*YOUR INSTRUCTIONS*
Search the records for the word "ANTEIL" and pick out every line that has it.
── DATASET ROWS
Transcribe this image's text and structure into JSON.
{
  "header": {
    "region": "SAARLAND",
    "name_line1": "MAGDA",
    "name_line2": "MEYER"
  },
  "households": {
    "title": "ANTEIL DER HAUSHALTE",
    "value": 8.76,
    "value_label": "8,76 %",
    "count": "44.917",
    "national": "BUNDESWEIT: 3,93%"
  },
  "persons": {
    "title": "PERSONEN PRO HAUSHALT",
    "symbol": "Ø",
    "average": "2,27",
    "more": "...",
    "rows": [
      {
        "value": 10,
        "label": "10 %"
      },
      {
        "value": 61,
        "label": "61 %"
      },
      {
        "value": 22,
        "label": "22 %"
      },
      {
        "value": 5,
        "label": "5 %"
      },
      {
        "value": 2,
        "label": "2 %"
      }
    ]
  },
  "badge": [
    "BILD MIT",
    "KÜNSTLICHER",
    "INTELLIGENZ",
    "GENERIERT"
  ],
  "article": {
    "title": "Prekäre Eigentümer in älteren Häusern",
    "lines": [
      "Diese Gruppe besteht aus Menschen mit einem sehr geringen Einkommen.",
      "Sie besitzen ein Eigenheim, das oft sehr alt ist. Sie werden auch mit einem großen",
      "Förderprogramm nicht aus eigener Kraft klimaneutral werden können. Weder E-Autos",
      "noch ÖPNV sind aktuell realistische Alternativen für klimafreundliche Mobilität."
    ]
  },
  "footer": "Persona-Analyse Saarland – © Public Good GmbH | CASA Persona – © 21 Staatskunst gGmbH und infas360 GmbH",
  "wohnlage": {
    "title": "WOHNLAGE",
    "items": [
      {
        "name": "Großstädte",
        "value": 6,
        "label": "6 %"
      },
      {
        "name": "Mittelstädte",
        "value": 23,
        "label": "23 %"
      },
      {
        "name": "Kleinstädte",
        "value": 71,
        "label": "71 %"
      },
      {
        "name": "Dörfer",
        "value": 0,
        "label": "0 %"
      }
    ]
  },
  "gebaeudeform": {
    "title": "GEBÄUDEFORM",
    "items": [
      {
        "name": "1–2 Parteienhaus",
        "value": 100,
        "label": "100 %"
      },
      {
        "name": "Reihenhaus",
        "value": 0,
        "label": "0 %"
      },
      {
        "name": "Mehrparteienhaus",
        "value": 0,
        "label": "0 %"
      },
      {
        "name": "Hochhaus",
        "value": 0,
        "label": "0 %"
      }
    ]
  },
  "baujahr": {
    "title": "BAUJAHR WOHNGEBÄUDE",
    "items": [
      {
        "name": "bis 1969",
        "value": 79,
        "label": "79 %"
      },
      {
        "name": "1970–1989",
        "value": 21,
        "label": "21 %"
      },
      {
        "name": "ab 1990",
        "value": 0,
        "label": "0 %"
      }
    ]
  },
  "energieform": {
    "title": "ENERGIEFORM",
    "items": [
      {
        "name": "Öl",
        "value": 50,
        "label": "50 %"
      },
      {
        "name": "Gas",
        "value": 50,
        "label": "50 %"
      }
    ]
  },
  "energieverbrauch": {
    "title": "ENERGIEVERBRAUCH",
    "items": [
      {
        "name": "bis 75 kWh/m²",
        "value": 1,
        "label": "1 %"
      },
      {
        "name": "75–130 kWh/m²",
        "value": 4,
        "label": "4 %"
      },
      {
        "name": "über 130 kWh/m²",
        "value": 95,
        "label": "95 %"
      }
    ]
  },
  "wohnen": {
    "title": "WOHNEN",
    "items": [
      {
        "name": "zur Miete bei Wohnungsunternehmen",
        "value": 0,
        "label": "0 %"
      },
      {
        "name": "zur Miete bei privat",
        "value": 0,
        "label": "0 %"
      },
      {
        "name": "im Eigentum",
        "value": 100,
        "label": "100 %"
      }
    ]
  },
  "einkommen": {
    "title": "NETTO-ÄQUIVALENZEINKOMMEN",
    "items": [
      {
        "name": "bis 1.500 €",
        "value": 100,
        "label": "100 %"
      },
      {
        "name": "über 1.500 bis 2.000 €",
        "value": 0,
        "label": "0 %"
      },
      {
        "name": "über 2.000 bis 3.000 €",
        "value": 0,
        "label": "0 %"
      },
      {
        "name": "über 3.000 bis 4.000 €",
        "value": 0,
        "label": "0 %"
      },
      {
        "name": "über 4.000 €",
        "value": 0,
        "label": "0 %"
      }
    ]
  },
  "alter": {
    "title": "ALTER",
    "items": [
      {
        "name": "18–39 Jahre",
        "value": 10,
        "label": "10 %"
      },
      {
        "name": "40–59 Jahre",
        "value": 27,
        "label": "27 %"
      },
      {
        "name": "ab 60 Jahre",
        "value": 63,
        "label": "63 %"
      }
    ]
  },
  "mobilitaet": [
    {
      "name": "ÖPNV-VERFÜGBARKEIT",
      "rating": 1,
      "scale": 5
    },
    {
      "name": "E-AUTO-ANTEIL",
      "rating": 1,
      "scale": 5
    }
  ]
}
────
*RESPONSE*
    "title": "ANTEIL DER HAUSHALTE",
      "name": "E-AUTO-ANTEIL",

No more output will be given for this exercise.